[Start of Task material]

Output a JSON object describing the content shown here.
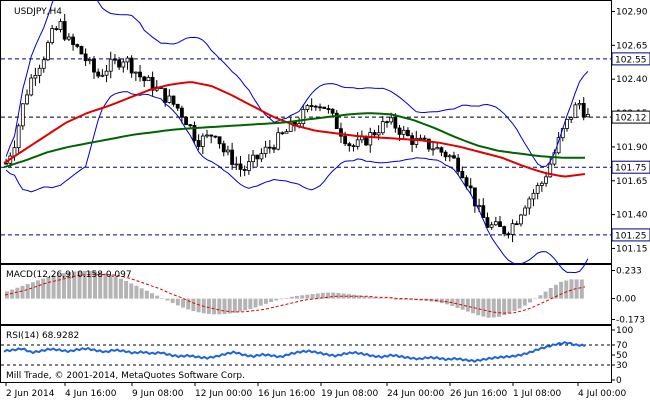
{
  "chart_data": [
    {
      "type": "candlestick",
      "title": "USDJPY,H4",
      "ylim": [
        101.05,
        102.97
      ],
      "price_ticks": [
        102.9,
        102.65,
        102.4,
        102.15,
        101.9,
        101.65,
        101.4,
        101.15
      ],
      "x_ticks": [
        "2 Jun 2014",
        "4 Jun 16:00",
        "9 Jun 08:00",
        "12 Jun 00:00",
        "16 Jun 16:00",
        "19 Jun 08:00",
        "24 Jun 00:00",
        "26 Jun 16:00",
        "1 Jul 08:00",
        "4 Jul 00:00"
      ],
      "horizontal_levels": [
        {
          "value": 102.55,
          "label": "102.55",
          "color": "#000080"
        },
        {
          "value": 102.12,
          "label": "102.12",
          "color": "#000000"
        },
        {
          "value": 101.75,
          "label": "101.75",
          "color": "#000080"
        },
        {
          "value": 101.25,
          "label": "101.25",
          "color": "#000080"
        }
      ],
      "close_path": [
        101.78,
        101.95,
        102.25,
        102.45,
        102.55,
        102.72,
        102.8,
        102.66,
        102.62,
        102.52,
        102.42,
        102.48,
        102.52,
        102.56,
        102.48,
        102.4,
        102.36,
        102.3,
        102.24,
        102.18,
        102.08,
        101.95,
        101.96,
        102.02,
        101.86,
        101.8,
        101.72,
        101.78,
        101.84,
        101.9,
        101.96,
        102.02,
        102.08,
        102.16,
        102.24,
        102.2,
        102.1,
        102.0,
        101.9,
        101.92,
        101.98,
        102.04,
        102.08,
        102.05,
        101.98,
        101.94,
        101.92,
        101.9,
        101.86,
        101.82,
        101.75,
        101.6,
        101.42,
        101.32,
        101.3,
        101.28,
        101.35,
        101.48,
        101.56,
        101.64,
        101.8,
        101.98,
        102.12,
        102.23,
        102.12
      ],
      "moving_averages": [
        {
          "color": "#e00000",
          "values": [
            101.78,
            101.88,
            101.98,
            102.08,
            102.15,
            102.2,
            102.26,
            102.32,
            102.36,
            102.38,
            102.35,
            102.28,
            102.2,
            102.12,
            102.06,
            102.02,
            102.0,
            101.98,
            101.97,
            101.96,
            101.95,
            101.93,
            101.9,
            101.86,
            101.82,
            101.76,
            101.71,
            101.68,
            101.7
          ]
        },
        {
          "color": "#006400",
          "values": [
            101.75,
            101.8,
            101.86,
            101.9,
            101.93,
            101.96,
            101.99,
            102.01,
            102.03,
            102.04,
            102.05,
            102.06,
            102.07,
            102.08,
            102.1,
            102.12,
            102.14,
            102.15,
            102.14,
            102.1,
            102.04,
            101.97,
            101.91,
            101.87,
            101.85,
            101.83,
            101.82,
            101.82
          ]
        }
      ],
      "bollinger_bands": {
        "color": "#0000cc"
      }
    },
    {
      "type": "histogram",
      "title": "MACD(12,26,9) 0.158 0.097",
      "ylim": [
        -0.21,
        0.27
      ],
      "y_ticks": [
        0.233,
        0.0,
        -0.173
      ],
      "y_tick_labels": [
        "0.233",
        "0.00",
        "-0.173"
      ],
      "macd": [
        0.06,
        0.09,
        0.12,
        0.15,
        0.18,
        0.2,
        0.22,
        0.23,
        0.23,
        0.22,
        0.2,
        0.17,
        0.13,
        0.09,
        0.05,
        0.01,
        -0.03,
        -0.07,
        -0.1,
        -0.12,
        -0.13,
        -0.13,
        -0.12,
        -0.1,
        -0.08,
        -0.05,
        -0.02,
        0.0,
        0.02,
        0.03,
        0.04,
        0.05,
        0.05,
        0.04,
        0.03,
        0.02,
        0.01,
        0.0,
        -0.01,
        -0.01,
        -0.01,
        -0.02,
        -0.03,
        -0.05,
        -0.08,
        -0.11,
        -0.14,
        -0.16,
        -0.15,
        -0.12,
        -0.08,
        -0.03,
        0.03,
        0.09,
        0.14,
        0.16,
        0.158
      ],
      "signal": [
        0.03,
        0.05,
        0.07,
        0.1,
        0.13,
        0.15,
        0.17,
        0.19,
        0.2,
        0.2,
        0.2,
        0.19,
        0.17,
        0.14,
        0.11,
        0.08,
        0.04,
        0.01,
        -0.03,
        -0.06,
        -0.08,
        -0.1,
        -0.11,
        -0.11,
        -0.1,
        -0.09,
        -0.07,
        -0.05,
        -0.03,
        -0.01,
        0.0,
        0.01,
        0.02,
        0.02,
        0.02,
        0.02,
        0.01,
        0.01,
        0.0,
        0.0,
        -0.01,
        -0.01,
        -0.02,
        -0.03,
        -0.05,
        -0.07,
        -0.09,
        -0.11,
        -0.12,
        -0.12,
        -0.1,
        -0.07,
        -0.03,
        0.01,
        0.05,
        0.08,
        0.097
      ]
    },
    {
      "type": "line",
      "title": "RSI(14) 68.9282",
      "ylim": [
        0,
        100
      ],
      "y_ticks": [
        100,
        70,
        50,
        30,
        0
      ],
      "y_tick_labels": [
        "100",
        "70",
        "50",
        "30",
        "0"
      ],
      "levels": [
        70,
        30
      ],
      "values": [
        58,
        60,
        63,
        55,
        58,
        62,
        60,
        57,
        61,
        63,
        59,
        56,
        60,
        58,
        54,
        56,
        53,
        55,
        50,
        47,
        49,
        46,
        44,
        47,
        52,
        56,
        50,
        47,
        51,
        49,
        46,
        52,
        56,
        58,
        55,
        51,
        48,
        53,
        55,
        52,
        48,
        46,
        50,
        47,
        44,
        42,
        45,
        44,
        41,
        43,
        40,
        38,
        41,
        44,
        46,
        47,
        50,
        55,
        62,
        67,
        72,
        75,
        70,
        68.9282
      ]
    }
  ],
  "copyright": "Mill Trade, © 2001-2014, MetaQuotes Software Corp."
}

[End of Task material]

*Problem*
Leave out the pictures and return every record word for word.

*Result of this exercise*
Output a JSON object describing the content shown here.
{
  "chart_data": [
    {
      "type": "candlestick",
      "title": "USDJPY,H4",
      "ylim": [
        101.05,
        102.97
      ],
      "price_ticks": [
        102.9,
        102.65,
        102.4,
        102.15,
        101.9,
        101.65,
        101.4,
        101.15
      ],
      "x_ticks": [
        "2 Jun 2014",
        "4 Jun 16:00",
        "9 Jun 08:00",
        "12 Jun 00:00",
        "16 Jun 16:00",
        "19 Jun 08:00",
        "24 Jun 00:00",
        "26 Jun 16:00",
        "1 Jul 08:00",
        "4 Jul 00:00"
      ],
      "horizontal_levels": [
        {
          "value": 102.55,
          "label": "102.55",
          "color": "#000080"
        },
        {
          "value": 102.12,
          "label": "102.12",
          "color": "#000000"
        },
        {
          "value": 101.75,
          "label": "101.75",
          "color": "#000080"
        },
        {
          "value": 101.25,
          "label": "101.25",
          "color": "#000080"
        }
      ],
      "close_path": [
        101.78,
        101.95,
        102.25,
        102.45,
        102.55,
        102.72,
        102.8,
        102.66,
        102.62,
        102.52,
        102.42,
        102.48,
        102.52,
        102.56,
        102.48,
        102.4,
        102.36,
        102.3,
        102.24,
        102.18,
        102.08,
        101.95,
        101.96,
        102.02,
        101.86,
        101.8,
        101.72,
        101.78,
        101.84,
        101.9,
        101.96,
        102.02,
        102.08,
        102.16,
        102.24,
        102.2,
        102.1,
        102.0,
        101.9,
        101.92,
        101.98,
        102.04,
        102.08,
        102.05,
        101.98,
        101.94,
        101.92,
        101.9,
        101.86,
        101.82,
        101.75,
        101.6,
        101.42,
        101.32,
        101.3,
        101.28,
        101.35,
        101.48,
        101.56,
        101.64,
        101.8,
        101.98,
        102.12,
        102.23,
        102.12
      ],
      "moving_averages": [
        {
          "color": "#e00000",
          "values": [
            101.78,
            101.88,
            101.98,
            102.08,
            102.15,
            102.2,
            102.26,
            102.32,
            102.36,
            102.38,
            102.35,
            102.28,
            102.2,
            102.12,
            102.06,
            102.02,
            102.0,
            101.98,
            101.97,
            101.96,
            101.95,
            101.93,
            101.9,
            101.86,
            101.82,
            101.76,
            101.71,
            101.68,
            101.7
          ]
        },
        {
          "color": "#006400",
          "values": [
            101.75,
            101.8,
            101.86,
            101.9,
            101.93,
            101.96,
            101.99,
            102.01,
            102.03,
            102.04,
            102.05,
            102.06,
            102.07,
            102.08,
            102.1,
            102.12,
            102.14,
            102.15,
            102.14,
            102.1,
            102.04,
            101.97,
            101.91,
            101.87,
            101.85,
            101.83,
            101.82,
            101.82
          ]
        }
      ],
      "bollinger_bands": {
        "color": "#0000cc"
      }
    },
    {
      "type": "histogram",
      "title": "MACD(12,26,9) 0.158 0.097",
      "ylim": [
        -0.21,
        0.27
      ],
      "y_ticks": [
        0.233,
        0.0,
        -0.173
      ],
      "y_tick_labels": [
        "0.233",
        "0.00",
        "-0.173"
      ],
      "macd": [
        0.06,
        0.09,
        0.12,
        0.15,
        0.18,
        0.2,
        0.22,
        0.23,
        0.23,
        0.22,
        0.2,
        0.17,
        0.13,
        0.09,
        0.05,
        0.01,
        -0.03,
        -0.07,
        -0.1,
        -0.12,
        -0.13,
        -0.13,
        -0.12,
        -0.1,
        -0.08,
        -0.05,
        -0.02,
        0.0,
        0.02,
        0.03,
        0.04,
        0.05,
        0.05,
        0.04,
        0.03,
        0.02,
        0.01,
        0.0,
        -0.01,
        -0.01,
        -0.01,
        -0.02,
        -0.03,
        -0.05,
        -0.08,
        -0.11,
        -0.14,
        -0.16,
        -0.15,
        -0.12,
        -0.08,
        -0.03,
        0.03,
        0.09,
        0.14,
        0.16,
        0.158
      ],
      "signal": [
        0.03,
        0.05,
        0.07,
        0.1,
        0.13,
        0.15,
        0.17,
        0.19,
        0.2,
        0.2,
        0.2,
        0.19,
        0.17,
        0.14,
        0.11,
        0.08,
        0.04,
        0.01,
        -0.03,
        -0.06,
        -0.08,
        -0.1,
        -0.11,
        -0.11,
        -0.1,
        -0.09,
        -0.07,
        -0.05,
        -0.03,
        -0.01,
        0.0,
        0.01,
        0.02,
        0.02,
        0.02,
        0.02,
        0.01,
        0.01,
        0.0,
        0.0,
        -0.01,
        -0.01,
        -0.02,
        -0.03,
        -0.05,
        -0.07,
        -0.09,
        -0.11,
        -0.12,
        -0.12,
        -0.1,
        -0.07,
        -0.03,
        0.01,
        0.05,
        0.08,
        0.097
      ]
    },
    {
      "type": "line",
      "title": "RSI(14) 68.9282",
      "ylim": [
        0,
        100
      ],
      "y_ticks": [
        100,
        70,
        50,
        30,
        0
      ],
      "y_tick_labels": [
        "100",
        "70",
        "50",
        "30",
        "0"
      ],
      "levels": [
        70,
        30
      ],
      "values": [
        58,
        60,
        63,
        55,
        58,
        62,
        60,
        57,
        61,
        63,
        59,
        56,
        60,
        58,
        54,
        56,
        53,
        55,
        50,
        47,
        49,
        46,
        44,
        47,
        52,
        56,
        50,
        47,
        51,
        49,
        46,
        52,
        56,
        58,
        55,
        51,
        48,
        53,
        55,
        52,
        48,
        46,
        50,
        47,
        44,
        42,
        45,
        44,
        41,
        43,
        40,
        38,
        41,
        44,
        46,
        47,
        50,
        55,
        62,
        67,
        72,
        75,
        70,
        68.9282
      ]
    }
  ],
  "copyright": "Mill Trade, © 2001-2014, MetaQuotes Software Corp."
}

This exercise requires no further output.